Stored data:
>> START

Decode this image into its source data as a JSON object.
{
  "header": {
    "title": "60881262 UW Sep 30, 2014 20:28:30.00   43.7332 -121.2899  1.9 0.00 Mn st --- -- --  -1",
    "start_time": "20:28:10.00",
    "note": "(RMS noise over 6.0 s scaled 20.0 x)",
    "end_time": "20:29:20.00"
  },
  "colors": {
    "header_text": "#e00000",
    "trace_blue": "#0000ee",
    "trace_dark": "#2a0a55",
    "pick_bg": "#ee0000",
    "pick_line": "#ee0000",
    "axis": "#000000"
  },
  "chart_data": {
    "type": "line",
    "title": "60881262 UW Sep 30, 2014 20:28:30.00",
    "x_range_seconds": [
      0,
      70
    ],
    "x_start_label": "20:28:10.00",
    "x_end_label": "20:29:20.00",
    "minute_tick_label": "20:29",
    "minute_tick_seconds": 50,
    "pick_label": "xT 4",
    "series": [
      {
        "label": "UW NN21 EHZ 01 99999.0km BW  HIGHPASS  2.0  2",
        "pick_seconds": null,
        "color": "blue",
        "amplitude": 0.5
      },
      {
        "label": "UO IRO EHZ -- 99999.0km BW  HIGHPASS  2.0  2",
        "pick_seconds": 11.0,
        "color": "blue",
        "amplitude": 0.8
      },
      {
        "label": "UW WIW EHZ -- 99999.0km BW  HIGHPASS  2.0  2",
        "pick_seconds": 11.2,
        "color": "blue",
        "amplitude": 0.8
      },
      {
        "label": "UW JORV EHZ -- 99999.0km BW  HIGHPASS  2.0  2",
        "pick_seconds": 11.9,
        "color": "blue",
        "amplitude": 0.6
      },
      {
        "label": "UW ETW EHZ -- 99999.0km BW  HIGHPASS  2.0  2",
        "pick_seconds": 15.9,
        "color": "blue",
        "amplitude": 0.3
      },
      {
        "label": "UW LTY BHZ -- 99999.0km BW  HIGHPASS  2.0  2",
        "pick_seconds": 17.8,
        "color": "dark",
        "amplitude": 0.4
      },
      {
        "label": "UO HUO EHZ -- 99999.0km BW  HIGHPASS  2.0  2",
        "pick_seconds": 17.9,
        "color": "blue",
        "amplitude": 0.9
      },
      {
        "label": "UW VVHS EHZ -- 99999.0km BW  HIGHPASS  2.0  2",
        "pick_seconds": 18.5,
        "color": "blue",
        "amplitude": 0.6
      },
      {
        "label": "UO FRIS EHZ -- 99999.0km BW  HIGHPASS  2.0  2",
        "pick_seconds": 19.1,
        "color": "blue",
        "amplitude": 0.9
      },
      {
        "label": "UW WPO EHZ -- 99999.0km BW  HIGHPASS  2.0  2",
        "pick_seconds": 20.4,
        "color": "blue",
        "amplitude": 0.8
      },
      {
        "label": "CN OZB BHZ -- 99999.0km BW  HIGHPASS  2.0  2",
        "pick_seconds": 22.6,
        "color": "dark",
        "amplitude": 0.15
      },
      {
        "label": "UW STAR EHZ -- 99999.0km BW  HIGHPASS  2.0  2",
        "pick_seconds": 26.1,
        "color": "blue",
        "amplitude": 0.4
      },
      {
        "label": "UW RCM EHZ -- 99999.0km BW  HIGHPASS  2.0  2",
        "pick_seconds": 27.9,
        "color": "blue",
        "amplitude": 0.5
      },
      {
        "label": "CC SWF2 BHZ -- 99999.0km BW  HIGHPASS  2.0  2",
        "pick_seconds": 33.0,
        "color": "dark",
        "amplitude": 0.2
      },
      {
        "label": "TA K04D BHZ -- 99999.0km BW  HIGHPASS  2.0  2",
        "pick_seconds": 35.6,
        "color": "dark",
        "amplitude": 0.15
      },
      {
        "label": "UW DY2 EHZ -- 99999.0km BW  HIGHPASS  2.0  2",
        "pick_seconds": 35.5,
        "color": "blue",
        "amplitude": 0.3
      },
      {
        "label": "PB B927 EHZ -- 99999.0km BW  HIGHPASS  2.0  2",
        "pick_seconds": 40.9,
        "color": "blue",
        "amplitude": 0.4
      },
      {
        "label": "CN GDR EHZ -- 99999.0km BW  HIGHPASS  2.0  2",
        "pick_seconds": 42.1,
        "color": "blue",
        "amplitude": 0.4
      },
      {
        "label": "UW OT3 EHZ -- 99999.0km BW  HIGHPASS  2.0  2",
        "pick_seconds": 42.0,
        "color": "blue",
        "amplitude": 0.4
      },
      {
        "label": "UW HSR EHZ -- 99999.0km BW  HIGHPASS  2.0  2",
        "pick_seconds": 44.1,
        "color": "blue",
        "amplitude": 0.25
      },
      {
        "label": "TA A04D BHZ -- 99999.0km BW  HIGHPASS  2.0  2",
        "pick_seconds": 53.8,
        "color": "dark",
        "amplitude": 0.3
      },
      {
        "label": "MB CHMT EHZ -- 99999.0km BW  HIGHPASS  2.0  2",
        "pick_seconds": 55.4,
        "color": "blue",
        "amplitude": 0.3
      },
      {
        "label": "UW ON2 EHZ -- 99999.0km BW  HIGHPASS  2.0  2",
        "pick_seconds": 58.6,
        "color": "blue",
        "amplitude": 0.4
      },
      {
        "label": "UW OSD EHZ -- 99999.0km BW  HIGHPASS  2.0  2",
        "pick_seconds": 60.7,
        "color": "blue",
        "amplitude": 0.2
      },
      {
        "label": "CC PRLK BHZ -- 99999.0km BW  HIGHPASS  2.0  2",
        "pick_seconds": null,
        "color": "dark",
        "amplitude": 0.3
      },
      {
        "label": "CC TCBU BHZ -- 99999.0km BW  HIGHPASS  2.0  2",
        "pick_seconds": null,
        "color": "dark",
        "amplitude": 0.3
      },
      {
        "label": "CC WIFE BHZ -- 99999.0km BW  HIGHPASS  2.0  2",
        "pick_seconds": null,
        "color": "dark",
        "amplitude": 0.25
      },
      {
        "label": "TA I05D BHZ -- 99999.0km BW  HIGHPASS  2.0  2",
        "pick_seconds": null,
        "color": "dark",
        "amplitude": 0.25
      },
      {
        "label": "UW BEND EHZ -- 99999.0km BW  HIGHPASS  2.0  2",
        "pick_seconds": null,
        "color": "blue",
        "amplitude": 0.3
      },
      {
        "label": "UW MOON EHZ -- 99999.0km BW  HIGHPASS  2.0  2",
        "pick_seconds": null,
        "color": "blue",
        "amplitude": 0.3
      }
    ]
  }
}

>> END

Transcribe the entire listing above precisely.

Result for this task:
Decode this image into its source data as a JSON object.
{
  "header": {
    "title": "60881262 UW Sep 30, 2014 20:28:30.00   43.7332 -121.2899  1.9 0.00 Mn st --- -- --  -1",
    "start_time": "20:28:10.00",
    "note": "(RMS noise over 6.0 s scaled 20.0 x)",
    "end_time": "20:29:20.00"
  },
  "colors": {
    "header_text": "#e00000",
    "trace_blue": "#0000ee",
    "trace_dark": "#2a0a55",
    "pick_bg": "#ee0000",
    "pick_line": "#ee0000",
    "axis": "#000000"
  },
  "chart_data": {
    "type": "line",
    "title": "60881262 UW Sep 30, 2014 20:28:30.00",
    "x_range_seconds": [
      0,
      70
    ],
    "x_start_label": "20:28:10.00",
    "x_end_label": "20:29:20.00",
    "minute_tick_label": "20:29",
    "minute_tick_seconds": 50,
    "pick_label": "xT 4",
    "series": [
      {
        "label": "UW NN21 EHZ 01 99999.0km BW  HIGHPASS  2.0  2",
        "pick_seconds": null,
        "color": "blue",
        "amplitude": 0.5
      },
      {
        "label": "UO IRO EHZ -- 99999.0km BW  HIGHPASS  2.0  2",
        "pick_seconds": 11.0,
        "color": "blue",
        "amplitude": 0.8
      },
      {
        "label": "UW WIW EHZ -- 99999.0km BW  HIGHPASS  2.0  2",
        "pick_seconds": 11.2,
        "color": "blue",
        "amplitude": 0.8
      },
      {
        "label": "UW JORV EHZ -- 99999.0km BW  HIGHPASS  2.0  2",
        "pick_seconds": 11.9,
        "color": "blue",
        "amplitude": 0.6
      },
      {
        "label": "UW ETW EHZ -- 99999.0km BW  HIGHPASS  2.0  2",
        "pick_seconds": 15.9,
        "color": "blue",
        "amplitude": 0.3
      },
      {
        "label": "UW LTY BHZ -- 99999.0km BW  HIGHPASS  2.0  2",
        "pick_seconds": 17.8,
        "color": "dark",
        "amplitude": 0.4
      },
      {
        "label": "UO HUO EHZ -- 99999.0km BW  HIGHPASS  2.0  2",
        "pick_seconds": 17.9,
        "color": "blue",
        "amplitude": 0.9
      },
      {
        "label": "UW VVHS EHZ -- 99999.0km BW  HIGHPASS  2.0  2",
        "pick_seconds": 18.5,
        "color": "blue",
        "amplitude": 0.6
      },
      {
        "label": "UO FRIS EHZ -- 99999.0km BW  HIGHPASS  2.0  2",
        "pick_seconds": 19.1,
        "color": "blue",
        "amplitude": 0.9
      },
      {
        "label": "UW WPO EHZ -- 99999.0km BW  HIGHPASS  2.0  2",
        "pick_seconds": 20.4,
        "color": "blue",
        "amplitude": 0.8
      },
      {
        "label": "CN OZB BHZ -- 99999.0km BW  HIGHPASS  2.0  2",
        "pick_seconds": 22.6,
        "color": "dark",
        "amplitude": 0.15
      },
      {
        "label": "UW STAR EHZ -- 99999.0km BW  HIGHPASS  2.0  2",
        "pick_seconds": 26.1,
        "color": "blue",
        "amplitude": 0.4
      },
      {
        "label": "UW RCM EHZ -- 99999.0km BW  HIGHPASS  2.0  2",
        "pick_seconds": 27.9,
        "color": "blue",
        "amplitude": 0.5
      },
      {
        "label": "CC SWF2 BHZ -- 99999.0km BW  HIGHPASS  2.0  2",
        "pick_seconds": 33.0,
        "color": "dark",
        "amplitude": 0.2
      },
      {
        "label": "TA K04D BHZ -- 99999.0km BW  HIGHPASS  2.0  2",
        "pick_seconds": 35.6,
        "color": "dark",
        "amplitude": 0.15
      },
      {
        "label": "UW DY2 EHZ -- 99999.0km BW  HIGHPASS  2.0  2",
        "pick_seconds": 35.5,
        "color": "blue",
        "amplitude": 0.3
      },
      {
        "label": "PB B927 EHZ -- 99999.0km BW  HIGHPASS  2.0  2",
        "pick_seconds": 40.9,
        "color": "blue",
        "amplitude": 0.4
      },
      {
        "label": "CN GDR EHZ -- 99999.0km BW  HIGHPASS  2.0  2",
        "pick_seconds": 42.1,
        "color": "blue",
        "amplitude": 0.4
      },
      {
        "label": "UW OT3 EHZ -- 99999.0km BW  HIGHPASS  2.0  2",
        "pick_seconds": 42.0,
        "color": "blue",
        "amplitude": 0.4
      },
      {
        "label": "UW HSR EHZ -- 99999.0km BW  HIGHPASS  2.0  2",
        "pick_seconds": 44.1,
        "color": "blue",
        "amplitude": 0.25
      },
      {
        "label": "TA A04D BHZ -- 99999.0km BW  HIGHPASS  2.0  2",
        "pick_seconds": 53.8,
        "color": "dark",
        "amplitude": 0.3
      },
      {
        "label": "MB CHMT EHZ -- 99999.0km BW  HIGHPASS  2.0  2",
        "pick_seconds": 55.4,
        "color": "blue",
        "amplitude": 0.3
      },
      {
        "label": "UW ON2 EHZ -- 99999.0km BW  HIGHPASS  2.0  2",
        "pick_seconds": 58.6,
        "color": "blue",
        "amplitude": 0.4
      },
      {
        "label": "UW OSD EHZ -- 99999.0km BW  HIGHPASS  2.0  2",
        "pick_seconds": 60.7,
        "color": "blue",
        "amplitude": 0.2
      },
      {
        "label": "CC PRLK BHZ -- 99999.0km BW  HIGHPASS  2.0  2",
        "pick_seconds": null,
        "color": "dark",
        "amplitude": 0.3
      },
      {
        "label": "CC TCBU BHZ -- 99999.0km BW  HIGHPASS  2.0  2",
        "pick_seconds": null,
        "color": "dark",
        "amplitude": 0.3
      },
      {
        "label": "CC WIFE BHZ -- 99999.0km BW  HIGHPASS  2.0  2",
        "pick_seconds": null,
        "color": "dark",
        "amplitude": 0.25
      },
      {
        "label": "TA I05D BHZ -- 99999.0km BW  HIGHPASS  2.0  2",
        "pick_seconds": null,
        "color": "dark",
        "amplitude": 0.25
      },
      {
        "label": "UW BEND EHZ -- 99999.0km BW  HIGHPASS  2.0  2",
        "pick_seconds": null,
        "color": "blue",
        "amplitude": 0.3
      },
      {
        "label": "UW MOON EHZ -- 99999.0km BW  HIGHPASS  2.0  2",
        "pick_seconds": null,
        "color": "blue",
        "amplitude": 0.3
      }
    ]
  }
}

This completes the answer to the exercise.